Exercise:
Quote the whole listing exactly. Leave the pictures out of your copy.
====
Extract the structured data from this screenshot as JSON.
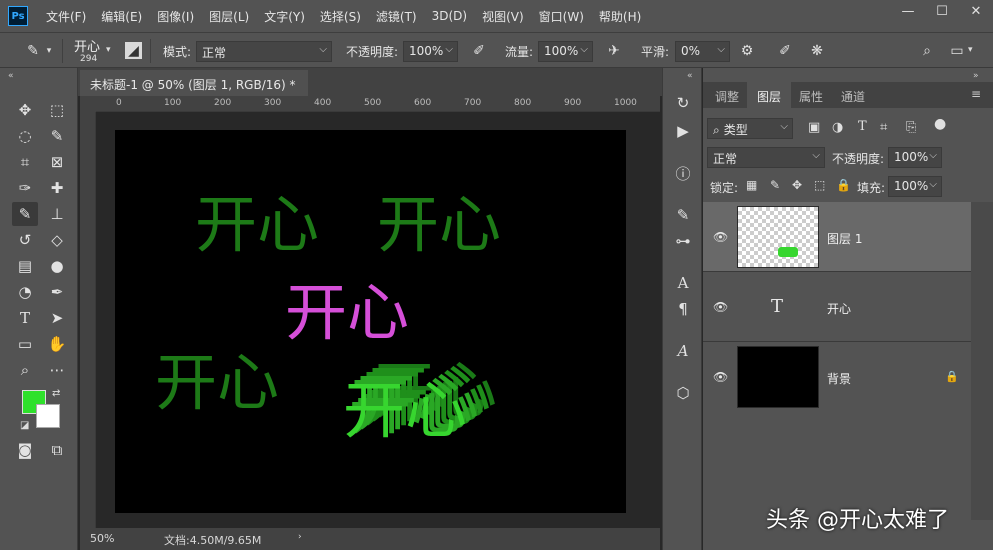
{
  "app": {
    "logo": "Ps",
    "menu": [
      "文件(F)",
      "编辑(E)",
      "图像(I)",
      "图层(L)",
      "文字(Y)",
      "选择(S)",
      "滤镜(T)",
      "3D(D)",
      "视图(V)",
      "窗口(W)",
      "帮助(H)"
    ],
    "window_controls": [
      "—",
      "☐",
      "✕"
    ]
  },
  "options": {
    "brush_preset_label": "开心",
    "brush_size": "294",
    "mode_label": "模式:",
    "mode_value": "正常",
    "opacity_label": "不透明度:",
    "opacity_value": "100%",
    "flow_label": "流量:",
    "flow_value": "100%",
    "smoothing_label": "平滑:",
    "smoothing_value": "0%"
  },
  "document": {
    "tab_title": "未标题-1 @ 50% (图层 1, RGB/16) *",
    "close": "×",
    "ruler_ticks": [
      "0",
      "100",
      "200",
      "300",
      "400",
      "500",
      "600",
      "700",
      "800",
      "900",
      "1000"
    ],
    "zoom": "50%",
    "doc_info": "文档:4.50M/9.65M",
    "canvas_texts": [
      {
        "text": "开心",
        "color": "#1d7a17"
      },
      {
        "text": "开心",
        "color": "#1d7a17"
      },
      {
        "text": "开心",
        "color": "#d54fd8"
      },
      {
        "text": "开心",
        "color": "#1d7a17"
      },
      {
        "text": "开心",
        "color": "#37d62f"
      }
    ]
  },
  "layers_panel": {
    "tabs": [
      "调整",
      "图层",
      "属性",
      "通道"
    ],
    "active_tab": "图层",
    "filter_value": "类型",
    "blend_value": "正常",
    "opacity_label": "不透明度:",
    "opacity_value": "100%",
    "lock_label": "锁定:",
    "fill_label": "填充:",
    "fill_value": "100%",
    "layers": [
      {
        "name": "图层 1",
        "selected": true
      },
      {
        "name": "开心",
        "type_glyph": "T"
      },
      {
        "name": "背景",
        "locked": true
      }
    ]
  },
  "colors": {
    "foreground": "#2ee12b",
    "background": "#ffffff"
  },
  "watermark": "头条 @开心太难了"
}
====
Task solution:
Extract the structured data from this screenshot as JSON.
{
  "app": {
    "logo": "Ps",
    "menu": [
      "文件(F)",
      "编辑(E)",
      "图像(I)",
      "图层(L)",
      "文字(Y)",
      "选择(S)",
      "滤镜(T)",
      "3D(D)",
      "视图(V)",
      "窗口(W)",
      "帮助(H)"
    ],
    "window_controls": [
      "—",
      "☐",
      "✕"
    ]
  },
  "options": {
    "brush_preset_label": "开心",
    "brush_size": "294",
    "mode_label": "模式:",
    "mode_value": "正常",
    "opacity_label": "不透明度:",
    "opacity_value": "100%",
    "flow_label": "流量:",
    "flow_value": "100%",
    "smoothing_label": "平滑:",
    "smoothing_value": "0%"
  },
  "document": {
    "tab_title": "未标题-1 @ 50% (图层 1, RGB/16) *",
    "close": "×",
    "ruler_ticks": [
      "0",
      "100",
      "200",
      "300",
      "400",
      "500",
      "600",
      "700",
      "800",
      "900",
      "1000"
    ],
    "zoom": "50%",
    "doc_info": "文档:4.50M/9.65M",
    "canvas_texts": [
      {
        "text": "开心",
        "color": "#1d7a17"
      },
      {
        "text": "开心",
        "color": "#1d7a17"
      },
      {
        "text": "开心",
        "color": "#d54fd8"
      },
      {
        "text": "开心",
        "color": "#1d7a17"
      },
      {
        "text": "开心",
        "color": "#37d62f"
      }
    ]
  },
  "layers_panel": {
    "tabs": [
      "调整",
      "图层",
      "属性",
      "通道"
    ],
    "active_tab": "图层",
    "filter_value": "类型",
    "blend_value": "正常",
    "opacity_label": "不透明度:",
    "opacity_value": "100%",
    "lock_label": "锁定:",
    "fill_label": "填充:",
    "fill_value": "100%",
    "layers": [
      {
        "name": "图层 1",
        "selected": true
      },
      {
        "name": "开心",
        "type_glyph": "T"
      },
      {
        "name": "背景",
        "locked": true
      }
    ]
  },
  "colors": {
    "foreground": "#2ee12b",
    "background": "#ffffff"
  },
  "watermark": "头条 @开心太难了"
}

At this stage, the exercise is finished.